**What you are asked to do:** Filter out everything except lines holding "icon".

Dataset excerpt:
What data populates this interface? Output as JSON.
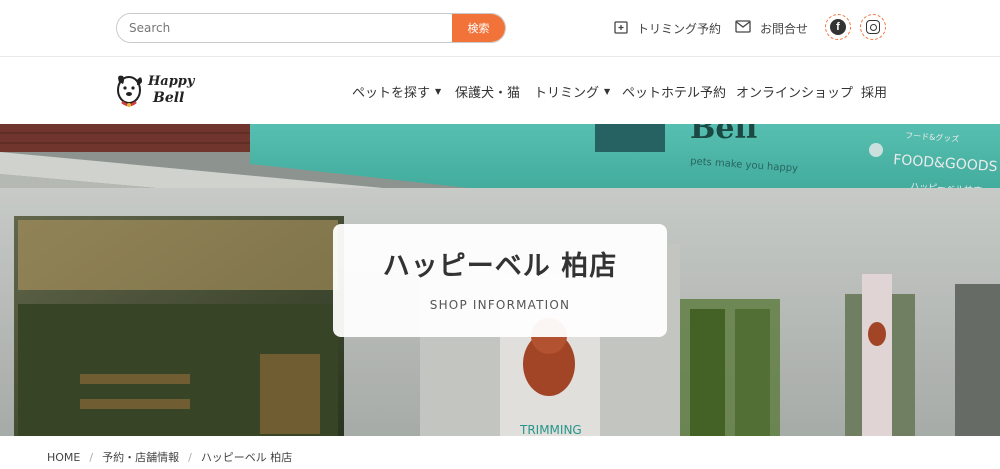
{
  "search": {
    "placeholder": "Search",
    "button_label": "検索"
  },
  "utility": {
    "trimming_reserve": "トリミング予約",
    "contact": "お問合せ"
  },
  "social": [
    {
      "icon": "facebook-icon"
    },
    {
      "icon": "instagram-icon"
    }
  ],
  "logo": {
    "line1": "Happy",
    "line2": "Bell"
  },
  "nav": [
    {
      "label": "ペットを探す",
      "has_dropdown": true
    },
    {
      "label": "保護犬・猫",
      "has_dropdown": false
    },
    {
      "label": "トリミング",
      "has_dropdown": true
    },
    {
      "label": "ペットホテル予約",
      "has_dropdown": false
    },
    {
      "label": "オンラインショップ",
      "has_dropdown": false
    },
    {
      "label": "採用",
      "has_dropdown": false
    }
  ],
  "hero": {
    "title": "ハッピーベル 柏店",
    "subtitle": "SHOP INFORMATION",
    "sign": {
      "brand": "Bell",
      "tagline": "pets make you happy",
      "food_small": "フード&グッズ",
      "food": "FOOD&GOODS",
      "store": "ハッピーベル柏店",
      "trimming": "TRIMMING"
    }
  },
  "breadcrumb": {
    "home": "HOME",
    "section": "予約・店舗情報",
    "current": "ハッピーベル 柏店"
  },
  "colors": {
    "accent": "#f2733a",
    "sign_teal": "#44bfb0"
  }
}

**The answer:**
      "icon": "facebook-icon"
      "icon": "instagram-icon"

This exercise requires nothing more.